Dataset records
________

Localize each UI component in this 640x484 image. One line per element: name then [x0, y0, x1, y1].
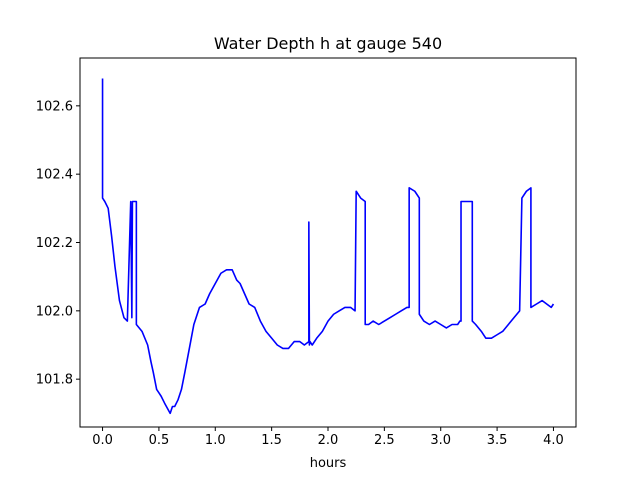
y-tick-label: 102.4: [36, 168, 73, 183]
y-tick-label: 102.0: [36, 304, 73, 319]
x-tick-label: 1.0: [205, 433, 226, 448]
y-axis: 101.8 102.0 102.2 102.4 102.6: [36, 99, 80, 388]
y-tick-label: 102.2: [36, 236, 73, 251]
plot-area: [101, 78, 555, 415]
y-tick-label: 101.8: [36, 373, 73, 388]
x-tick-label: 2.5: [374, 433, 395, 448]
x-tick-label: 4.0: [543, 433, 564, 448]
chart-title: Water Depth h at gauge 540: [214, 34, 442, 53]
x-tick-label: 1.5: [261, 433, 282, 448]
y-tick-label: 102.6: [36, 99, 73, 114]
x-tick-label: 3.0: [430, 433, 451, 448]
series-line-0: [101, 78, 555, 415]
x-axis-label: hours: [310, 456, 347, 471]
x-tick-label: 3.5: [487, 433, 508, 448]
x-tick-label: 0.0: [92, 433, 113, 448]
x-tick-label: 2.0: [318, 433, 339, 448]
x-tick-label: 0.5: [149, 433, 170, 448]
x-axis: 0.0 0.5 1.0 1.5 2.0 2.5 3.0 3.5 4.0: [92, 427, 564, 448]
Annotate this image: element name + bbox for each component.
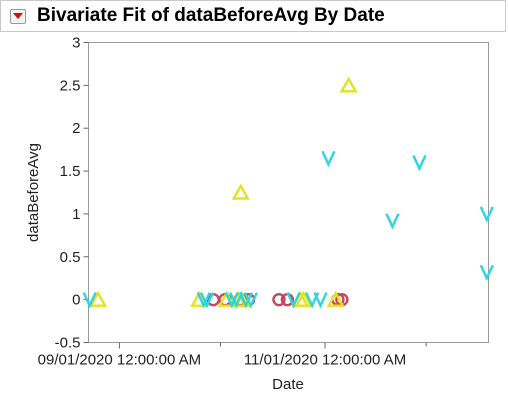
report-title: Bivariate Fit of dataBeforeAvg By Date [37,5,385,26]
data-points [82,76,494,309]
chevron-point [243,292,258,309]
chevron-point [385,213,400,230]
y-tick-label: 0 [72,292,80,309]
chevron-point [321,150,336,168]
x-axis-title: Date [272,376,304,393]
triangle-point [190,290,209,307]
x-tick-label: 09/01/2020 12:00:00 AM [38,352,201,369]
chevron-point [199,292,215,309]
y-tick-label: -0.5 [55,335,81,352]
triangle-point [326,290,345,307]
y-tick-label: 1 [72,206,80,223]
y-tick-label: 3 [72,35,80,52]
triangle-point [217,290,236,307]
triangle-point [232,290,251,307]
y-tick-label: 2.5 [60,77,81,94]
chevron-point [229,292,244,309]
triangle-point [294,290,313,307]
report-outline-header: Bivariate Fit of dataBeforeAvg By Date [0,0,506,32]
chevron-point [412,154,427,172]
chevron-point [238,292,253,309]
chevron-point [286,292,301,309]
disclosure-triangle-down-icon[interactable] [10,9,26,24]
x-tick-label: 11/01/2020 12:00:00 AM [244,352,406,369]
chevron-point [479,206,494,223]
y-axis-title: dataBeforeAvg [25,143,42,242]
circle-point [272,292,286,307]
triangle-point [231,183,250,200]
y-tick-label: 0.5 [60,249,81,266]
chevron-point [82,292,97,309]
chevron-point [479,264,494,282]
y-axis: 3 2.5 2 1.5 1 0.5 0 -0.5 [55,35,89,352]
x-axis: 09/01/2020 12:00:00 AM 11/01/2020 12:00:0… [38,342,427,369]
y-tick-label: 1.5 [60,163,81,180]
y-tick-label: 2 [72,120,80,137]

________

Rewrite the part of the items that opens with the line containing "report-title: Bivariate Fit" and closes with the last line of the items, changing every "chevron-point" to "arrow-point" and leaving everything else unchanged.

Task answer:
report-title: Bivariate Fit of dataBeforeAvg By Date [37,5,385,26]
data-points [82,76,494,309]
arrow-point [243,292,258,309]
arrow-point [385,213,400,230]
y-tick-label: 0 [72,292,80,309]
arrow-point [321,150,336,168]
x-axis-title: Date [272,376,304,393]
triangle-point [190,290,209,307]
x-tick-label: 09/01/2020 12:00:00 AM [38,352,201,369]
arrow-point [199,292,215,309]
y-tick-label: -0.5 [55,335,81,352]
triangle-point [326,290,345,307]
y-tick-label: 1 [72,206,80,223]
y-tick-label: 3 [72,35,80,52]
triangle-point [217,290,236,307]
triangle-point [232,290,251,307]
y-tick-label: 2.5 [60,77,81,94]
arrow-point [229,292,244,309]
triangle-point [294,290,313,307]
report-outline-header: Bivariate Fit of dataBeforeAvg By Date [0,0,506,32]
arrow-point [412,154,427,172]
arrow-point [238,292,253,309]
arrow-point [286,292,301,309]
disclosure-triangle-down-icon[interactable] [10,9,26,24]
x-tick-label: 11/01/2020 12:00:00 AM [244,352,406,369]
arrow-point [479,206,494,223]
y-axis-title: dataBeforeAvg [25,143,42,242]
circle-point [272,292,286,307]
triangle-point [231,183,250,200]
y-tick-label: 0.5 [60,249,81,266]
arrow-point [82,292,97,309]
arrow-point [479,264,494,282]
y-axis: 3 2.5 2 1.5 1 0.5 0 -0.5 [55,35,89,352]
x-axis: 09/01/2020 12:00:00 AM 11/01/2020 12:00:0… [38,342,427,369]
y-tick-label: 1.5 [60,163,81,180]
y-tick-label: 2 [72,120,80,137]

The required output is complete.